__Sayfa Metni__.
──────────────────────────────

Kemal Boynukalın


YAŞAM ÖYKÜSÜ

Takvimler 1951 yılını gösteriyordu dünyaya geldiğimde. Eskilerin harman ayı dedikleri Ağustos’un dokuzu imiş. Adımı Ali Kemal koymuşlar.

Yedi çocuklu bir ailenin altıncı evladı olarak dünyaya geldiğimde kalabalık bir ailede saadetli günlerini yaşıyorduk. Türkiye’nin 20 milyon nüfuslu Karaman’ın ise Konya’ya bağlı 15-20 bin nüfuslu kasabadan az irice bir ilçe olduğu yıllardı.

Babam Karaman Belediyesi’nde zabıta amiri idi. Bize öğütlediği en büyük şey; ‘’Oğlum okuyun ama devlet memuru olmayın’’dı. Çünkü o zamanlar kendisi belediyede çalıştığı için sanırım siyasi baskılar görüyordu. Yaşadıkları onun kafasına öyle yer etmiş olacak ki bize böyle duygularla aktarıyordu; okuyun ama memur olmayın derdi. Yedi kardeşimden beşi yüksek tahsil yaptı.

──────────────────────────────

__Ham Veriler__.
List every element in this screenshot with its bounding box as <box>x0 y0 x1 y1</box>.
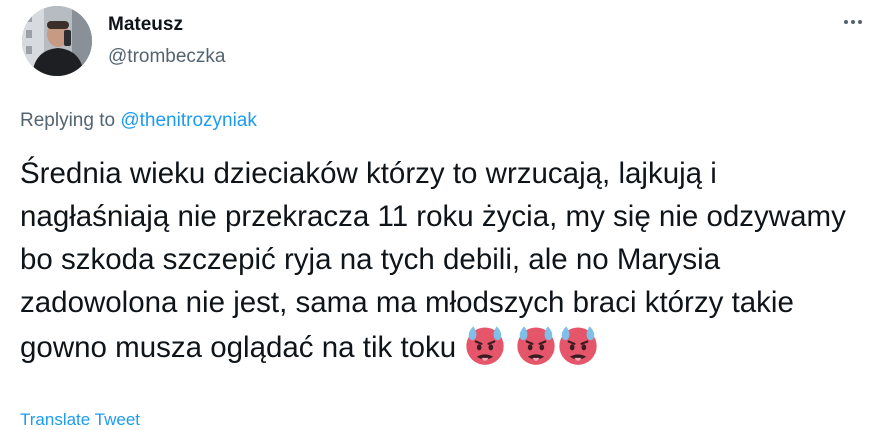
replying-to: Replying to @thenitrozyniak <box>20 110 257 132</box>
tweet-text: Średnia wieku dzieciaków którzy to wrzuc… <box>20 152 870 369</box>
more-options-button[interactable] <box>838 12 868 32</box>
hot-face-emoji-icon <box>516 326 555 365</box>
hot-face-emoji-icon <box>558 326 597 365</box>
avatar-photo-icon <box>22 6 92 76</box>
translate-tweet-link[interactable]: Translate Tweet <box>20 410 140 430</box>
more-horizontal-icon <box>844 20 862 24</box>
reply-to-handle-link[interactable]: @thenitrozyniak <box>120 110 257 131</box>
tweet-body: Średnia wieku dzieciaków którzy to wrzuc… <box>20 157 846 364</box>
author-name[interactable]: Mateusz <box>108 14 183 36</box>
hot-face-emoji-icon <box>466 326 505 365</box>
author-handle[interactable]: @trombeczka <box>108 46 226 68</box>
replying-to-label: Replying to <box>20 110 116 131</box>
avatar[interactable] <box>22 6 92 76</box>
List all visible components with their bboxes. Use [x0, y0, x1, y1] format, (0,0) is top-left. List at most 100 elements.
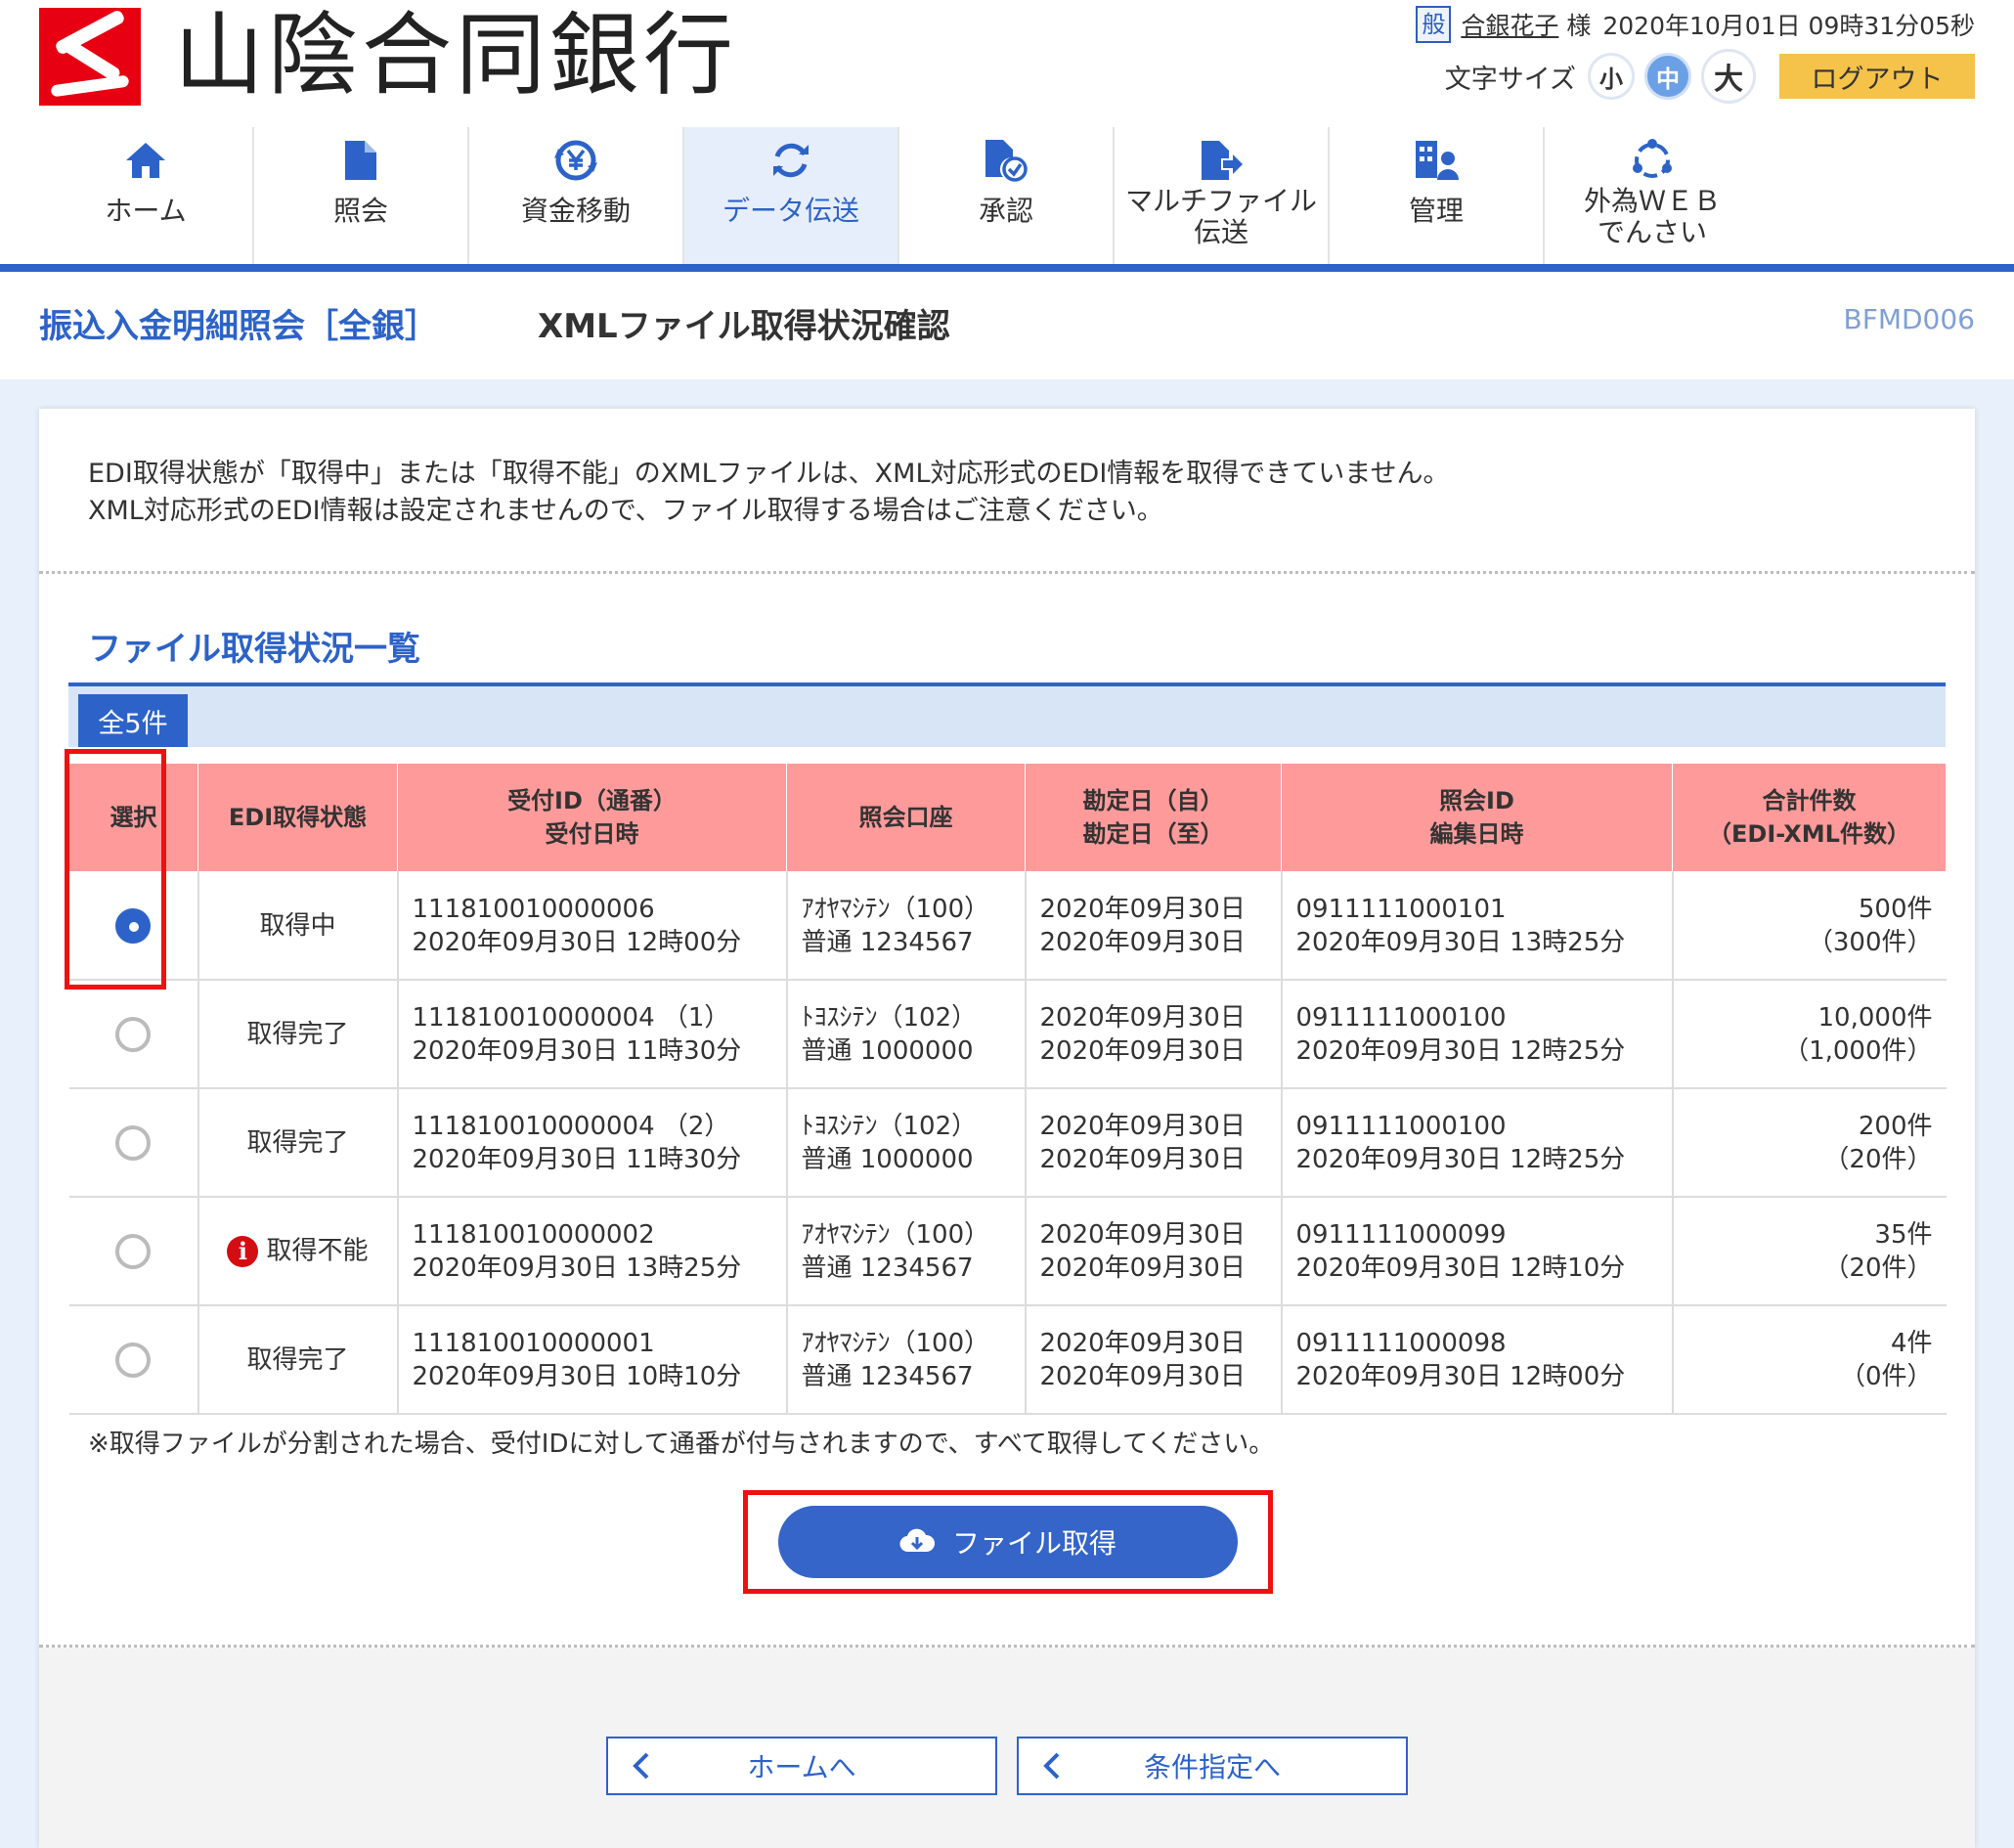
account-branch: ｱｵﾔﾏｼﾃﾝ（100）	[801, 1328, 990, 1358]
nav-foreign-exchange-label: 外為ＷＥＢ でんさい	[1583, 185, 1721, 248]
date-cell: 2020年09月30日 2020年09月30日	[1025, 1197, 1283, 1306]
count-cell: 10,000件 （1,000件）	[1672, 980, 1947, 1089]
query-id: 0911111000100	[1295, 1002, 1507, 1033]
nav-multi-file-transfer[interactable]: マルチファイル 伝送	[1115, 127, 1330, 264]
user-type-badge: 般	[1416, 6, 1452, 43]
nav-inquiry[interactable]: 照会	[254, 127, 469, 264]
table-row[interactable]: 取得中 111810010000006 2020年09月30日 12時00分 ｱｵ…	[68, 871, 1947, 981]
edit-datetime: 2020年09月30日 13時25分	[1295, 927, 1626, 957]
edi-status: 取得完了	[197, 1305, 399, 1415]
table-row[interactable]: 取得完了 111810010000004 （1） 2020年09月30日 11時3…	[68, 980, 1947, 1089]
table-row[interactable]: 取得完了 111810010000001 2020年09月30日 10時10分 ｱ…	[68, 1305, 1947, 1415]
accept-cell: 111810010000001 2020年09月30日 10時10分	[397, 1305, 788, 1415]
table-header-row: 選択 EDI取得状態 受付ID（通番） 受付日時 照会口座 勘定日（自） 勘定日…	[68, 763, 1947, 872]
select-radio[interactable]	[115, 1016, 151, 1052]
edit-datetime: 2020年09月30日 12時00分	[1295, 1361, 1626, 1391]
nav-approval[interactable]: 承認	[899, 127, 1115, 264]
col-header-select: 選択	[68, 763, 198, 872]
total-count-badge: 全5件	[78, 694, 188, 747]
select-radio[interactable]	[115, 907, 151, 944]
font-size-label: 文字サイズ	[1444, 64, 1576, 95]
nav-data-transmission[interactable]: データ伝送	[684, 127, 899, 264]
col-header-account: 照会口座	[786, 763, 1026, 872]
nav-management-label: 管理	[1408, 195, 1464, 227]
edi-status: 取得完了	[197, 980, 399, 1089]
header: 山陰合同銀行 般 合銀花子 様 2020年10月01日 09時31分05秒 文字…	[0, 0, 2014, 127]
accept-cell: 111810010000004 （2） 2020年09月30日 11時30分	[397, 1088, 788, 1198]
count-strip: 全5件	[68, 686, 1946, 747]
accept-id: 111810010000004 （1）	[412, 1002, 730, 1033]
back-to-home-button[interactable]: ホームへ	[606, 1737, 997, 1795]
font-large-button[interactable]: 大	[1701, 49, 1756, 104]
footnote: ※取得ファイルが分割された場合、受付IDに対して通番が付与されますので、すべて取…	[88, 1430, 1275, 1459]
account-branch: ﾄﾖｽｼﾃﾝ（102）	[801, 1002, 978, 1033]
font-size-controls: 文字サイズ 小 中 大 ログアウト	[1445, 49, 1975, 104]
nav-inquiry-label: 照会	[332, 195, 388, 227]
error-info-icon: i	[227, 1235, 259, 1267]
total-count: 500件	[1858, 894, 1933, 924]
account-number: 普通 1000000	[801, 1144, 974, 1174]
file-transfer-icon	[1200, 137, 1243, 184]
accept-datetime: 2020年09月30日 10時10分	[412, 1361, 742, 1391]
select-cell	[68, 980, 199, 1089]
date-cell: 2020年09月30日 2020年09月30日	[1025, 871, 1283, 981]
xml-count: （1,000件）	[1783, 1035, 1933, 1066]
query-cell: 0911111000100 2020年09月30日 12時25分	[1281, 1088, 1674, 1198]
nav-home[interactable]: ホーム	[39, 127, 254, 264]
select-cell	[68, 1197, 199, 1306]
date-to: 2020年09月30日	[1039, 1253, 1246, 1283]
date-cell: 2020年09月30日 2020年09月30日	[1025, 1305, 1283, 1415]
col-header-query-id: 照会ID 編集日時	[1281, 763, 1673, 872]
edi-status-cell: i 取得不能	[197, 1197, 399, 1306]
main-nav: ホーム 照会 資金移動 データ伝送 承認 マルチファイル 伝送 管理 外為ＷＥＢ…	[0, 127, 2014, 272]
query-cell: 0911111000101 2020年09月30日 13時25分	[1281, 871, 1674, 981]
document-icon	[343, 137, 378, 184]
cloud-download-icon	[899, 1528, 935, 1556]
edit-datetime: 2020年09月30日 12時25分	[1295, 1144, 1626, 1174]
user-name-link[interactable]: 合銀花子	[1461, 7, 1558, 42]
col-header-accept-id: 受付ID（通番） 受付日時	[397, 763, 787, 872]
query-id: 0911111000099	[1295, 1219, 1507, 1250]
count-cell: 500件 （300件）	[1672, 871, 1947, 981]
back-to-conditions-label: 条件指定へ	[1143, 1751, 1281, 1783]
query-id: 0911111000100	[1295, 1111, 1507, 1141]
nav-fund-transfer-label: 資金移動	[520, 195, 631, 227]
nav-foreign-exchange[interactable]: 外為ＷＥＢ でんさい	[1545, 127, 1760, 264]
query-cell: 0911111000098 2020年09月30日 12時00分	[1281, 1305, 1674, 1415]
select-radio[interactable]	[115, 1124, 151, 1161]
account-number: 普通 1000000	[801, 1035, 974, 1066]
back-to-home-label: ホームへ	[747, 1751, 856, 1783]
select-radio[interactable]	[115, 1233, 151, 1269]
count-cell: 200件 （20件）	[1672, 1088, 1947, 1198]
login-datetime: 2020年10月01日 09時31分05秒	[1602, 12, 1975, 40]
date-cell: 2020年09月30日 2020年09月30日	[1025, 1088, 1283, 1198]
account-cell: ｱｵﾔﾏｼﾃﾝ（100） 普通 1234567	[786, 1305, 1027, 1415]
query-id: 0911111000101	[1295, 894, 1507, 924]
file-download-button[interactable]: ファイル取得	[778, 1506, 1238, 1578]
select-radio[interactable]	[115, 1342, 151, 1378]
table-row[interactable]: 取得完了 111810010000004 （2） 2020年09月30日 11時3…	[68, 1088, 1947, 1198]
file-download-label: ファイル取得	[951, 1527, 1116, 1560]
screen-code: BFMD006	[1843, 303, 1975, 335]
table-row[interactable]: i 取得不能 111810010000002 2020年09月30日 13時25分 …	[68, 1197, 1947, 1306]
nav-fund-transfer[interactable]: 資金移動	[469, 127, 684, 264]
date-from: 2020年09月30日	[1039, 1328, 1246, 1358]
xml-count: （0件）	[1839, 1361, 1933, 1391]
title-bar: 振込入金明細照会［全銀］ XMLファイル取得状況確認 BFMD006	[0, 272, 2014, 379]
xml-count: （20件）	[1823, 1144, 1933, 1174]
accept-id: 111810010000001	[412, 1328, 655, 1358]
back-to-conditions-button[interactable]: 条件指定へ	[1017, 1737, 1408, 1795]
edi-status: 取得中	[197, 871, 399, 981]
accept-id: 111810010000002	[412, 1219, 655, 1250]
date-from: 2020年09月30日	[1039, 894, 1246, 924]
nav-management[interactable]: 管理	[1330, 127, 1545, 264]
chevron-left-icon	[632, 1751, 661, 1781]
logout-button[interactable]: ログアウト	[1779, 54, 1975, 99]
bank-logo-icon	[39, 8, 141, 106]
query-id: 0911111000098	[1295, 1328, 1507, 1358]
page-subtitle: XMLファイル取得状況確認	[538, 307, 950, 346]
font-medium-button[interactable]: 中	[1644, 53, 1691, 100]
accept-id: 111810010000006	[412, 894, 655, 924]
font-small-button[interactable]: 小	[1588, 53, 1635, 100]
accept-cell: 111810010000002 2020年09月30日 13時25分	[397, 1197, 788, 1306]
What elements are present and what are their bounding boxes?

──────────────────────────────

__Amaç A__.
Yaşam öyküsüne dayanarak şu soruları yanıtlayın:
(i) Anlatıcı hangi tarihte doğmuştur?
(ii) Anlatıcının babası Karaman Belediyesi'nde hangi görevdeydi?
(iii) Baba, çocuklarına en çok neyi öğütlüyordu?
__Amaç B__. Yaşam öyküsünü kaldığı yerden lütfen sürdürün.
Veriler başka bir kaynaktan alınmıştır.

__Alıştırma Sonucu A__.
(i) 9 Ağustos 1951.
(ii) Zabıta amiriydi.
(iii) "Oğlum okuyun ama devlet memuru olmayın."

__Alıştırma Sonucu B__.
İlk, orta ve liseyi doğduğum şehirde Karaman’da bitirdim. Yirmili yaşlarıma henüz girmeden 1970 yılında babamın ölümü ve ardından dört yıl sonra annemin ölümüyle evde küçük kardeşim Vefik ile beraber hem öksüz hem yetim kaldık.

İşte o dönemden sonra saadetli günlerin geride kaldığını ve mücadele ile yoğrulmuş acı günlerin beni beklediğini anlamıştım. Elimizden tutacak bir el, teselli edecek bir gönül aradık, lakin ne akrabamız ne de eş dost bize tutunacak dal olmadı ne halam ne dayım kimse kapımızı çalmadı.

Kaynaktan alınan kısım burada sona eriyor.